Mas, envolvendo o exercício da liberdade de expressão, reconhecido a qualquer pessoa, deveres e responsabilidades, entre eles, no domínio dos direitos de personalidade, o respeito pelo bom nome e reputação da pessoa visada, há a obrigação de evitar expressões gratuitamente ofensivas ou desproporcionadas atento o contexto global em que são proferidas.
Claro que, nas sociedades democráticas, a crítica a personalidades conhecidas, v.g. que exercem funções públicas, seja a nível nacional ou local, quando actuam nessa qualidade, tem limites mais amplos (do que a de um particular), na medida em que os seus actos estão sujeitos a um controlo atento das pessoas que compõem a respectiva comunidade, na qual exercem as suas funções.
Quando estiverem em causa temas de interesse comunitário (ainda que local, a nível de um estabelecimento de ensino), além de ter de existir uma maior tolerância perante a crítica razoável, as restrições à liberdade de expressão (para conceder maior protecção à reputação do ofendido), só poderão ser justificadas por uma “necessidade social imperiosa” na vida democrática, que permita considerar essa ingerência como “proporcional ao fim legítimo perseguido”.
Os direitos fundamentais em jogo (por um lado o direito ao bom nome e reputação e, por outro, o direito de expressão), que têm peso igual na hierarquia dos valores protegidos constitucionalmente, estando sujeitos a determinadas restrições (no caso da liberdade de expressão, estando as limitações também previstas no art. 37 nº 3 da CRP), não podem ser considerados como direitos absolutos.
O conflito que pode resultar do confronto entre o “direito ao bom nome e reputação” e o “direito de expressão” ou “direito de informação em sentido amplo”, só poderá ser resolvido com a ponderação dos respectivos interesses, fazendo intervir critérios como o da proporcionalidade, da necessidade e da adequação (art. 18 nº 2 da CRP), salvaguardando, porém, o núcleo (alcance e conteúdo) essencial dos preceitos constitucionais em jogo.

[Excerto de um ficheiro de dados]

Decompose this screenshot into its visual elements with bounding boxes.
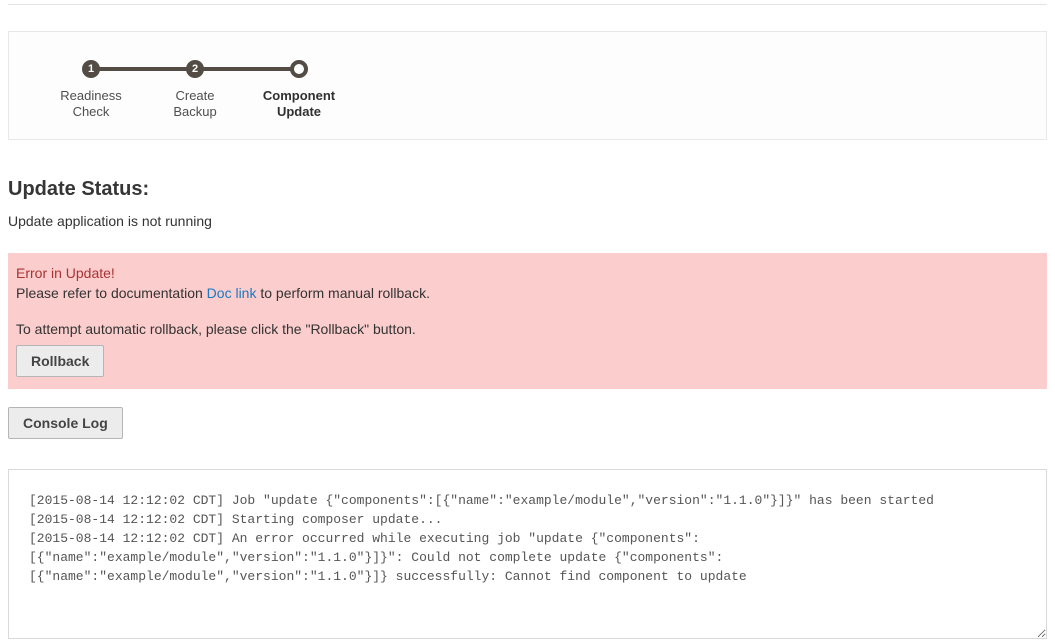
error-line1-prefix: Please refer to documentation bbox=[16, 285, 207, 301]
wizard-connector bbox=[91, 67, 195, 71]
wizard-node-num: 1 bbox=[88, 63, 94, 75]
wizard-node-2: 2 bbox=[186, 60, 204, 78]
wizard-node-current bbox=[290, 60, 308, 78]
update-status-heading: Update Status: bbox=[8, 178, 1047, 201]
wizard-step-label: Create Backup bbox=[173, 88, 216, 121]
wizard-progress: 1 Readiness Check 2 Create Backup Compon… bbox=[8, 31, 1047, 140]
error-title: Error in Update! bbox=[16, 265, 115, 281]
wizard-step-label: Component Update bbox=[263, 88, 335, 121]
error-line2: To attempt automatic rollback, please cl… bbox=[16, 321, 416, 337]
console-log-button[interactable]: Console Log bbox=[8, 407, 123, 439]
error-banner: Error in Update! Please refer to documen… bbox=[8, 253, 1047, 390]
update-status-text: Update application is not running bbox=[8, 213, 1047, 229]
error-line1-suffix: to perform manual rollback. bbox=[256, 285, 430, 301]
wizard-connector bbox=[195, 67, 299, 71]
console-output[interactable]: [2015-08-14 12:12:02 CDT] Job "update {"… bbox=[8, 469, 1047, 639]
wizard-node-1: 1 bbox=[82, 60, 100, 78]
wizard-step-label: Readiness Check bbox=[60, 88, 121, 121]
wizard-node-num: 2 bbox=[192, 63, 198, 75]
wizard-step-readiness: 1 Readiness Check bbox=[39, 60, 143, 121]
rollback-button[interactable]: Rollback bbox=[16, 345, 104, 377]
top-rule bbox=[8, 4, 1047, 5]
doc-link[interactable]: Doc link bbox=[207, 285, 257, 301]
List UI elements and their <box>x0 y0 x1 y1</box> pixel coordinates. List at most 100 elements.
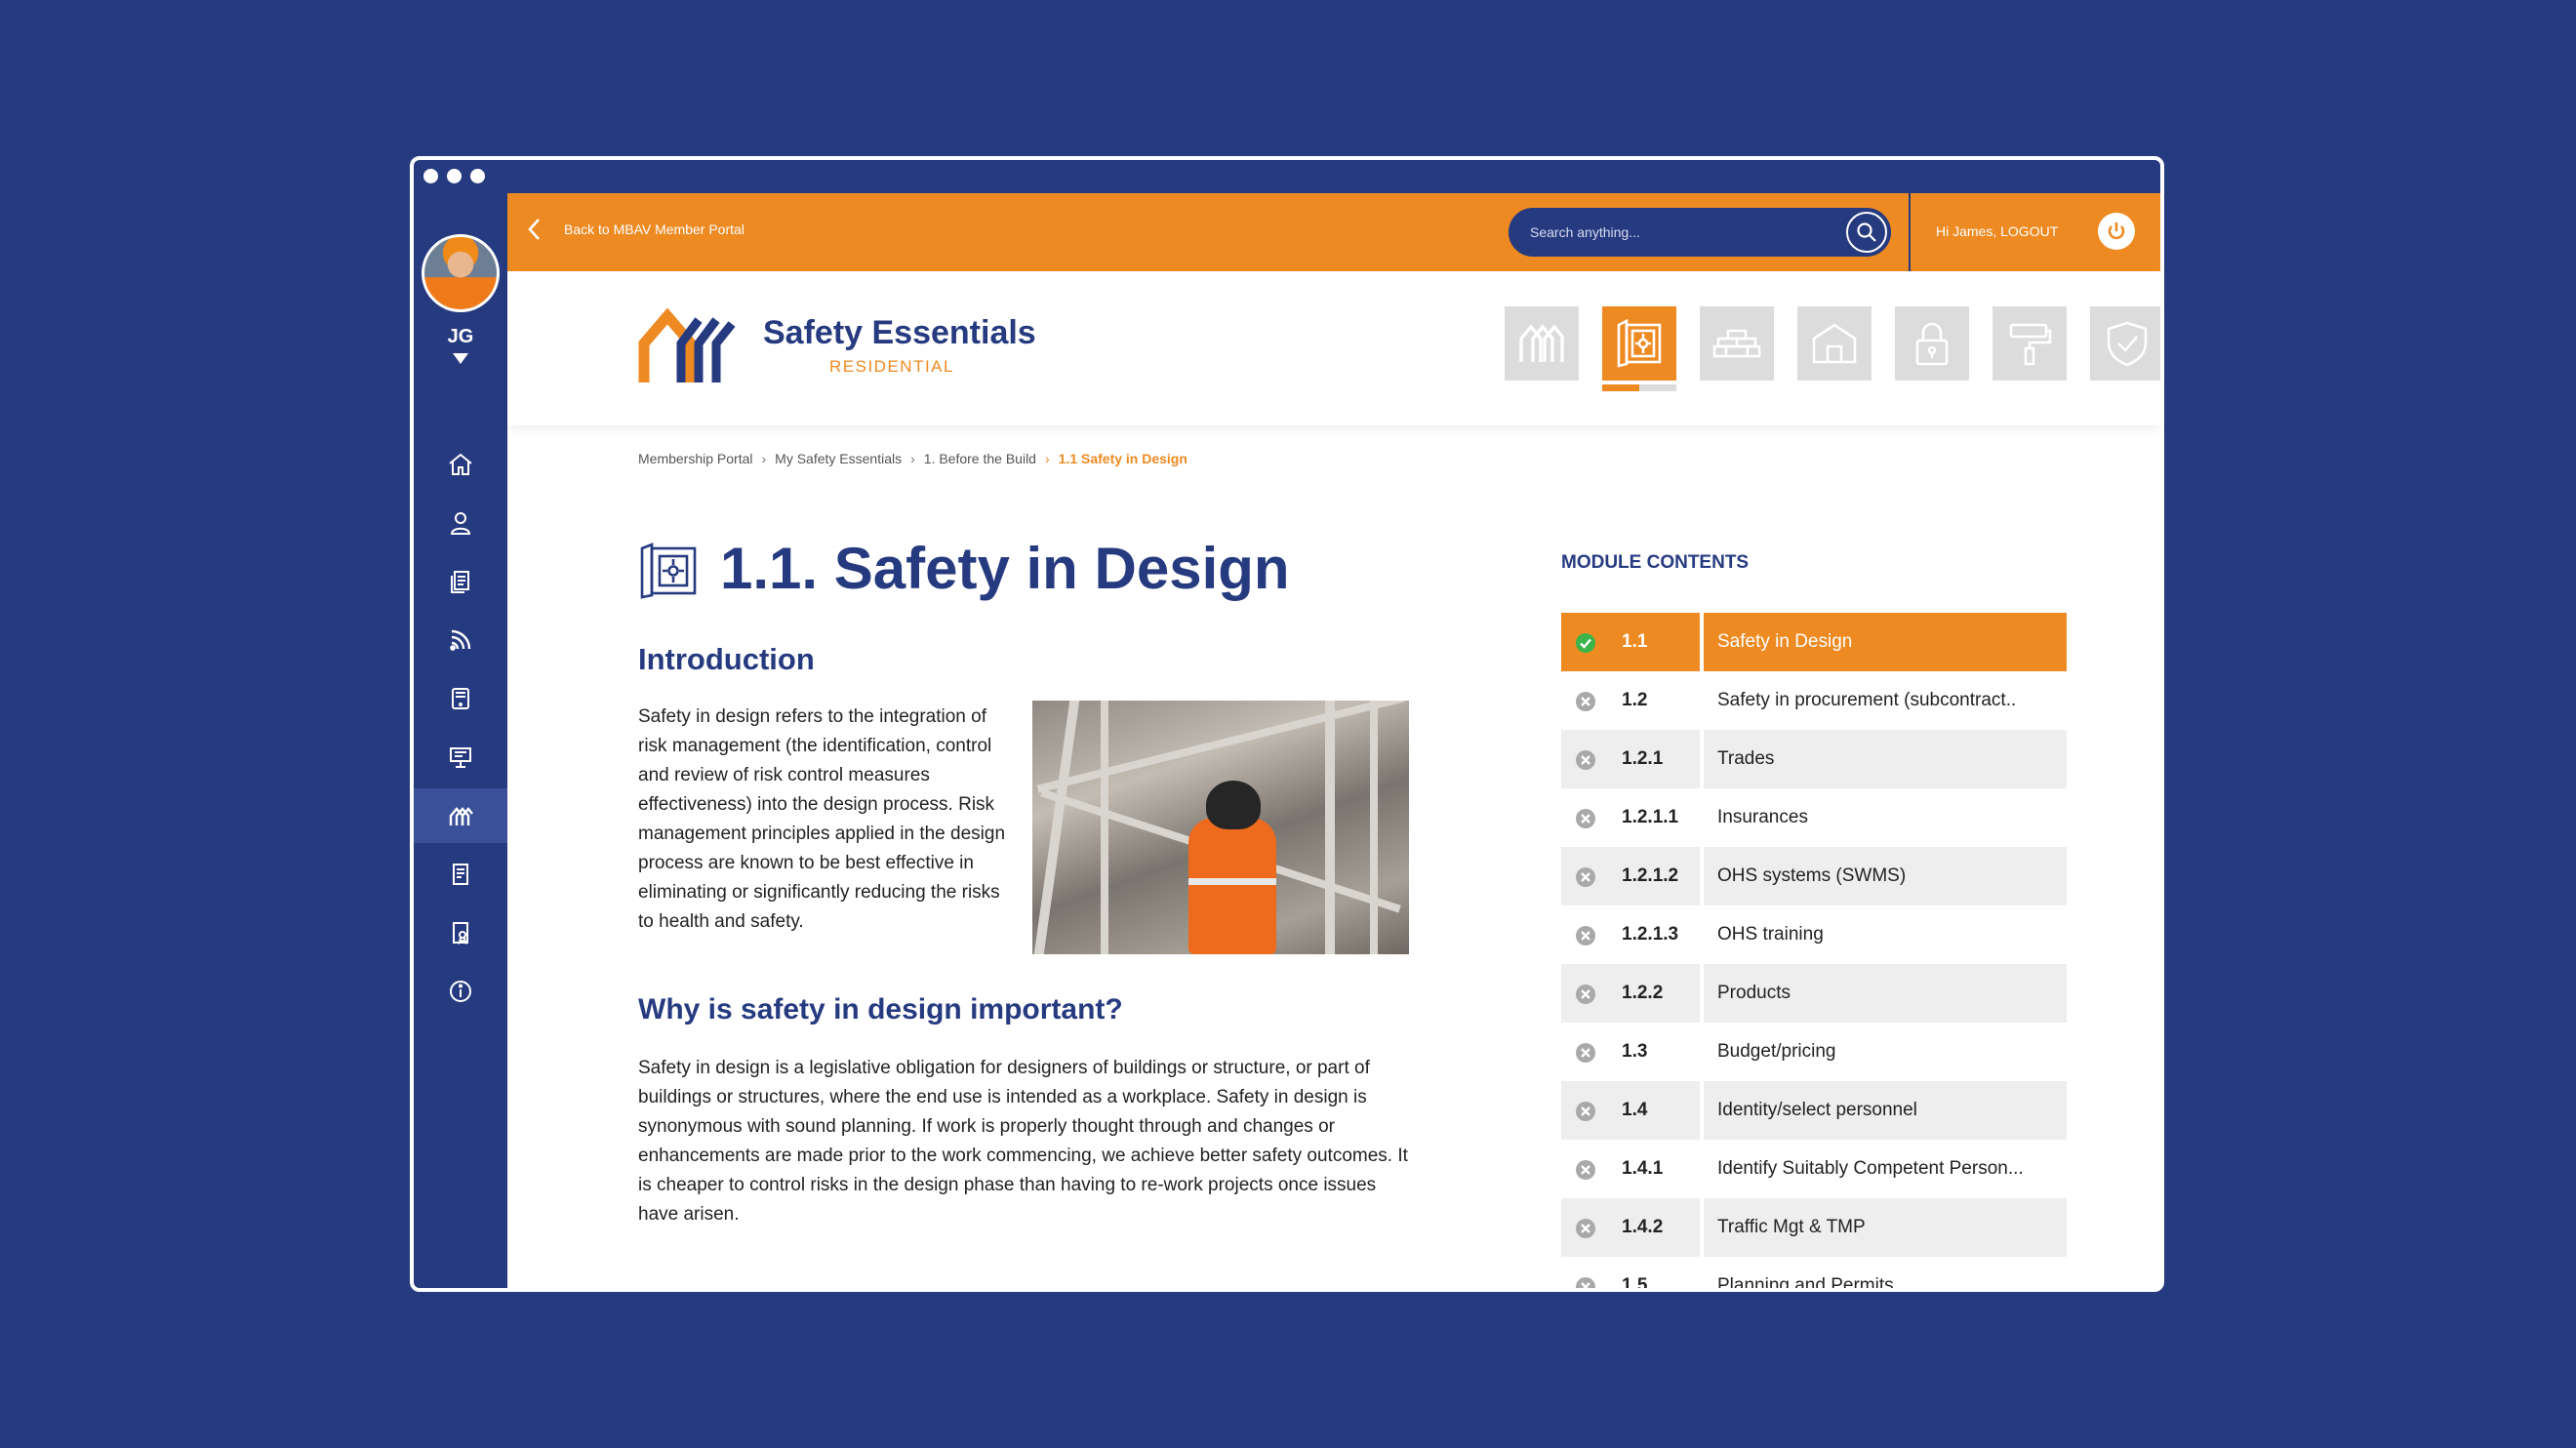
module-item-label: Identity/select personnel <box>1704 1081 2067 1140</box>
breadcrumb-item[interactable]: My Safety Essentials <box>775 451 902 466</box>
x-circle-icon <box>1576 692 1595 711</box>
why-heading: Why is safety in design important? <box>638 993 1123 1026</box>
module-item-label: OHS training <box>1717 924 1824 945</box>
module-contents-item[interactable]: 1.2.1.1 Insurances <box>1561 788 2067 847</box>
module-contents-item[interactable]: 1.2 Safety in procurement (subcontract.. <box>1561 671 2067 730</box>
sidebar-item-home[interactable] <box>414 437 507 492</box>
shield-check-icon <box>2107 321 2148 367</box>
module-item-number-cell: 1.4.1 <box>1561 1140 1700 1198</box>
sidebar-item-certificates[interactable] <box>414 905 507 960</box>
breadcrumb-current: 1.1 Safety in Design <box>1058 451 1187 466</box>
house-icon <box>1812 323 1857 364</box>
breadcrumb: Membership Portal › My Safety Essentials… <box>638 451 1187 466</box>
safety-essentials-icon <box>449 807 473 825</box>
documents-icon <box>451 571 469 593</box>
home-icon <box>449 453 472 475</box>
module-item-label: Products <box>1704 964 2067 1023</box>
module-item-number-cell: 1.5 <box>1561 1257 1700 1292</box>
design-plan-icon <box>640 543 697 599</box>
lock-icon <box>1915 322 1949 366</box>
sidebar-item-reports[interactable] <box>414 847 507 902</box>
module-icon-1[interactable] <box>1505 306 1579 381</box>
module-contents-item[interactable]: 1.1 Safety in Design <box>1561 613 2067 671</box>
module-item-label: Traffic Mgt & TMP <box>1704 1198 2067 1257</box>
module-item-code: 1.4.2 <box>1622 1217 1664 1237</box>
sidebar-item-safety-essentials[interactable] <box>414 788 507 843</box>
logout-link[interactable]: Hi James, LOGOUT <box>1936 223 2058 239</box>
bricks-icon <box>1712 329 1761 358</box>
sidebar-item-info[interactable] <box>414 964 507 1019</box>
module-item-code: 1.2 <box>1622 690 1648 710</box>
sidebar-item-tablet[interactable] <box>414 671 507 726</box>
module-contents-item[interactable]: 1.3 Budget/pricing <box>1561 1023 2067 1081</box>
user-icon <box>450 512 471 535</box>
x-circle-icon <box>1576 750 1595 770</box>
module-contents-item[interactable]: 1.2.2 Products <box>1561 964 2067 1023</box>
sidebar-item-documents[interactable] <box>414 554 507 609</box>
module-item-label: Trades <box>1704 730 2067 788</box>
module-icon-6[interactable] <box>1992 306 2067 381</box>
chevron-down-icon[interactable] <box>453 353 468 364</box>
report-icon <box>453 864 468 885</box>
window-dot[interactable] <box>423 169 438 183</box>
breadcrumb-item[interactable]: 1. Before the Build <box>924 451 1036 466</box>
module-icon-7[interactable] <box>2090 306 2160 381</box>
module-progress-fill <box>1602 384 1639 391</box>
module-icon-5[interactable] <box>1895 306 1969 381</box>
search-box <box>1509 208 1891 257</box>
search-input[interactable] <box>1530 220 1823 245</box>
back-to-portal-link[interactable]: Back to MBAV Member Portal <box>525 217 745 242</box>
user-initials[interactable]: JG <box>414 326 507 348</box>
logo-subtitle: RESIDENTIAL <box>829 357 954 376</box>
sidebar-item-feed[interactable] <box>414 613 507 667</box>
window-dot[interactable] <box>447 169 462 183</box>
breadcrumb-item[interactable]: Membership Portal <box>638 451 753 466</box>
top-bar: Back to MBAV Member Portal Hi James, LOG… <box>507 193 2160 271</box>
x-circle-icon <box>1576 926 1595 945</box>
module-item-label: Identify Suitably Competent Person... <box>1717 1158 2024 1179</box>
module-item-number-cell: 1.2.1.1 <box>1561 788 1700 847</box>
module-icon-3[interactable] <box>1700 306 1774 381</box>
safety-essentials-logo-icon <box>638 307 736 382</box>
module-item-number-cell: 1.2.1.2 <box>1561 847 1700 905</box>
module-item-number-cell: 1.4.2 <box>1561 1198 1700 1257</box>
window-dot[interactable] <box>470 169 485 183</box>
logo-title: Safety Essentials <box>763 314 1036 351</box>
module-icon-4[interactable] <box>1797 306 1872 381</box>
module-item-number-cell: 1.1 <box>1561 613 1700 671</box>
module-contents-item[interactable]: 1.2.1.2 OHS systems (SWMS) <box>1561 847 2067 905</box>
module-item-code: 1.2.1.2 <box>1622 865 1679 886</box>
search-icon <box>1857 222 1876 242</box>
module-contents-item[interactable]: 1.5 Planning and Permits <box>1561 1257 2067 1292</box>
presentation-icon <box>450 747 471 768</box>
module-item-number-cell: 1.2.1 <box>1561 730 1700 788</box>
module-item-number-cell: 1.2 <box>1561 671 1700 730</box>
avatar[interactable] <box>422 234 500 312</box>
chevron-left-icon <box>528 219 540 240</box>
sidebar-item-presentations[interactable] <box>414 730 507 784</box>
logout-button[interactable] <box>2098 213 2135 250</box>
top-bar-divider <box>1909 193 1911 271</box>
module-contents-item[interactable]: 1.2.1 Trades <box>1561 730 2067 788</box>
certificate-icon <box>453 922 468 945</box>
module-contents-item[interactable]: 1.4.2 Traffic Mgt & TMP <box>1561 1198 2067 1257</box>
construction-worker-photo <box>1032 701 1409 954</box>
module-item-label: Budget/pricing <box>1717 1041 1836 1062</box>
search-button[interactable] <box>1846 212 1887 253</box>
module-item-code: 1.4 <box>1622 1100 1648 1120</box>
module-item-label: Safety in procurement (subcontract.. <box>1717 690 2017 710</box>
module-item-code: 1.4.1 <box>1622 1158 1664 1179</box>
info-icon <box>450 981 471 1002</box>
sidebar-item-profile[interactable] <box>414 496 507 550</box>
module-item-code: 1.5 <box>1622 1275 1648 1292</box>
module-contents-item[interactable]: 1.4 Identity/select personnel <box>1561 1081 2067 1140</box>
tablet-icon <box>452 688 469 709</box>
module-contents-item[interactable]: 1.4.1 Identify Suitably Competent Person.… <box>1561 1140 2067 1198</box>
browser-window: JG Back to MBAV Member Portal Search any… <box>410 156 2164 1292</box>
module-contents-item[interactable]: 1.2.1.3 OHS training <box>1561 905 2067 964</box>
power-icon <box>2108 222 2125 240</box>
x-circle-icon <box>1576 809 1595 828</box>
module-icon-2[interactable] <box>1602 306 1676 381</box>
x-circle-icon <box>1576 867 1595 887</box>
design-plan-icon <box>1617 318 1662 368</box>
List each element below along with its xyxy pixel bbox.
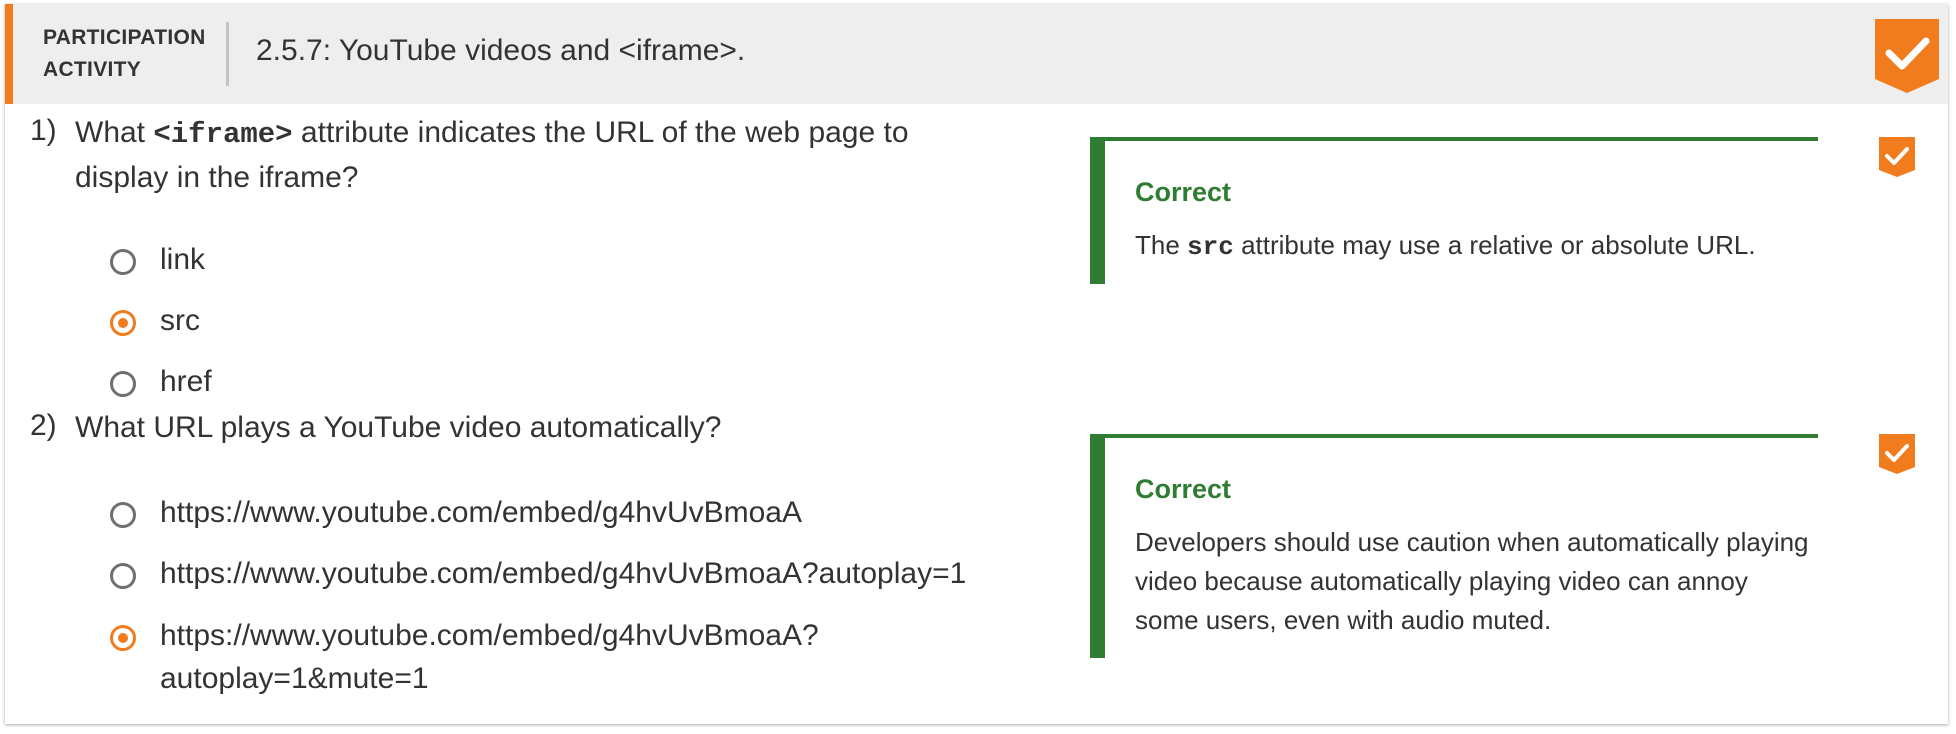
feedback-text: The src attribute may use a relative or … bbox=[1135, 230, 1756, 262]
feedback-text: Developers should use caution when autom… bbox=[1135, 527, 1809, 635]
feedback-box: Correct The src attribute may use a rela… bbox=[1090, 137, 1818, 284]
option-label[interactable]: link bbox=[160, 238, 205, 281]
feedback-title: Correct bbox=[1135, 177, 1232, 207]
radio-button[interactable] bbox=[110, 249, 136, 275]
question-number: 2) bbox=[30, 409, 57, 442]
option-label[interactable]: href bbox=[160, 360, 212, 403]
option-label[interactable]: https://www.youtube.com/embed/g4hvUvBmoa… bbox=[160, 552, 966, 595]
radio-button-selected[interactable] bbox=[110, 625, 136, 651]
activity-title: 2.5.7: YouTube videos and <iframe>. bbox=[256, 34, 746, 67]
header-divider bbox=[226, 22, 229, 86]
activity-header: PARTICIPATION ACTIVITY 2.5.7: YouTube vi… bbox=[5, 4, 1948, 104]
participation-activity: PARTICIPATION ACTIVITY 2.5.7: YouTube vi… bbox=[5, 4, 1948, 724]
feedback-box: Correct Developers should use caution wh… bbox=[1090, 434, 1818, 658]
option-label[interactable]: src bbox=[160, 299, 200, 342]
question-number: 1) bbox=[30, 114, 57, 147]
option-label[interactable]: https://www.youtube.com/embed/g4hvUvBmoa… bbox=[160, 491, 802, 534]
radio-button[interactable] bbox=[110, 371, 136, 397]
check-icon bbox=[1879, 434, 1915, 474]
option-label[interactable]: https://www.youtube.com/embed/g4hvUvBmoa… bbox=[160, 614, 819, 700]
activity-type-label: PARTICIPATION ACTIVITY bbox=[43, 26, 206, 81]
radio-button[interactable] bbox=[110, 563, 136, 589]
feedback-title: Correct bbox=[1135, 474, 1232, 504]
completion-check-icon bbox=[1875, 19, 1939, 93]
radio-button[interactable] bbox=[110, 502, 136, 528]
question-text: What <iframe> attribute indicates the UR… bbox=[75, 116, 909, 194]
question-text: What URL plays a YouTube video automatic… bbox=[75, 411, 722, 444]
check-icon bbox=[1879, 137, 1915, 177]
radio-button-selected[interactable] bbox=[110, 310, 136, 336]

**Instruções da tarefa**
Diga se cada afirmação abaixo concorda com o texto sobre liberdade de expressão, respondendo sim ou não e citando literalmente as palavras do texto que o decidem. (a) A crítica a quem exerce funções públicas tem limites mais estreitos do que a crítica a um particular. (b) O direito ao bom nome e reputação e o direito de expressão têm o mesmo peso entre os valores protegidos pela Constituição. (c) A liberdade de expressão é tratada como um direito absoluto.

**Resposta**
(a) Não: "tem limites mais amplos (do que a de um particular)"
(b) Sim: "que têm peso igual na hierarquia dos valores protegidos constitucionalmente"
(c) Não: "não podem ser considerados como direitos absolutos"